**SUPPLIED TEXT**
○ ○ ○ ○ ○

Introduction
I read with some interest John Frame’s review of James Dolezal’s book, All That Is In God (RHB, 2017). I have respect for both men; I like both men. Frame has been kind to me and I have no interest in making him an enemy. Sure, Frame himself carries out some attacks that might be considered personal or “warrior-like”: Dolezal is not mature, perhaps idolatrous, and Docetic, among other things. But perhaps even worse, Dolezal is a…. scholastic!
But at least Frame didn’t accuse Dolezal of being FV, which would be kinda weird coming from someone sympathetic to Norman Shepherd…but I digress.
I also think theological debate among trained theologians is a good thing. It can be spirited and hard-hitting, so long as both men engage in good faith. I would like to add to that endeavor.
Consensus Language
One of the most striking things to me in Frame’s review was an early comment he made. In response to Dolezal’s willingness to criticize names such as MacLeod, Carson, Ware, Plantinga, Lister, Grudem, and Frame, Frame writes: “Dolezal, I think, should be more respectful of this group than he is. Is it not even a little bit daunting to stand against such a consensus?”
But the overall consensus clearly belongs to Dolezal. Orthodoxy is on Dolezal’s side. Not only Aquinas, but patristic, medieval, Reformation, and Post-Reformation Reformed theologians are basically with Dolezal and not the very recent group of authors that Frame calls a “consensus.” The men who wrote the Westminster Confession would certainly join with Dolezal over the revisionist theology that seems somewhat popular in the twentieth and twenty-first centuries. After all, they were all Reformed scholastics. No wonder that RTS professor, Scott Swain, says, in his commendation of Dolezal’s book, that it is a “compelling presentation of what, until recently, catholic Christians have believed and confessed regarding the being and perfection of the triune God.”

○ ○ ○ ○ ○

**SUPPLIED MATERIAL**
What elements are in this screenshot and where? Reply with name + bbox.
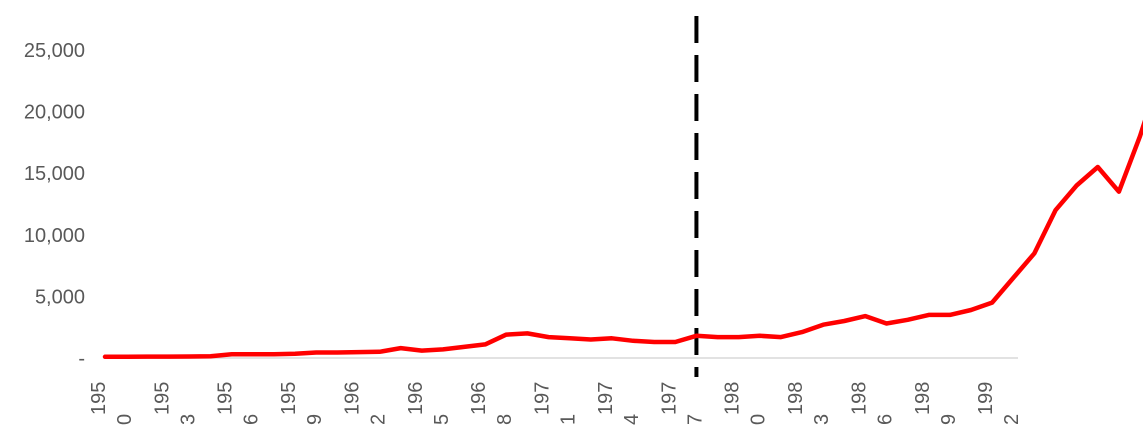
y-axis: - 5,000 10,000 15,000 20,000 25,000 bbox=[24, 40, 85, 370]
x-tick-label-part: 195 bbox=[151, 382, 173, 415]
x-tick-label-part: 5 bbox=[431, 414, 453, 425]
x-tick-label-part: 198 bbox=[912, 382, 934, 415]
x-tick-label-part: 6 bbox=[874, 414, 896, 425]
x-tick-label-part: 9 bbox=[938, 414, 960, 425]
x-tick-label-part: 196 bbox=[405, 382, 427, 415]
y-tick-label: - bbox=[78, 348, 85, 370]
x-tick-label-part: 3 bbox=[811, 414, 833, 425]
x-tick-label-part: 3 bbox=[177, 414, 199, 425]
x-tick-label-part: 196 bbox=[341, 382, 363, 415]
x-tick-label-part: 197 bbox=[532, 382, 554, 415]
series-line bbox=[102, 119, 1143, 360]
x-axis: 1950195319561959196219651968197119741977… bbox=[88, 382, 1023, 425]
x-tick-label-part: 196 bbox=[468, 382, 490, 415]
x-tick-label-part: 9 bbox=[304, 414, 326, 425]
x-tick-label-part: 4 bbox=[621, 414, 643, 425]
x-tick-label-part: 195 bbox=[215, 382, 237, 415]
y-tick-label: 20,000 bbox=[24, 102, 85, 124]
x-tick-label-part: 2 bbox=[367, 414, 389, 425]
x-tick-label-part: 197 bbox=[658, 382, 680, 415]
x-tick-label-part: 195 bbox=[278, 382, 300, 415]
x-tick-label-part: 198 bbox=[848, 382, 870, 415]
y-tick-label: 15,000 bbox=[24, 163, 85, 185]
x-tick-label-part: 1 bbox=[558, 414, 580, 425]
x-tick-label-part: 195 bbox=[88, 382, 110, 415]
x-tick-label-part: 197 bbox=[595, 382, 617, 415]
x-tick-label-part: 7 bbox=[684, 414, 706, 425]
y-tick-label: 10,000 bbox=[24, 225, 85, 247]
x-tick-label-part: 6 bbox=[241, 414, 263, 425]
x-tick-label-part: 2 bbox=[1001, 414, 1023, 425]
x-tick-label-part: 198 bbox=[722, 382, 744, 415]
x-tick-label-part: 8 bbox=[494, 414, 516, 425]
x-tick-label-part: 0 bbox=[748, 414, 770, 425]
y-tick-label: 25,000 bbox=[24, 40, 85, 62]
x-tick-label-part: 198 bbox=[785, 382, 807, 415]
series-layer bbox=[102, 119, 1143, 360]
x-tick-label-part: 0 bbox=[114, 414, 136, 425]
y-tick-label: 5,000 bbox=[35, 286, 85, 308]
x-tick-label-part: 199 bbox=[975, 382, 997, 415]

○ ○ ○ ○ ○

Translate this sentence from the post on Frame's review into Spanish: "I also think theological debate among trained theologians is a good thing." The rows have nothing to do with the post on Frame's review.

También creo que el debate teológico entre teólogos formados es algo bueno.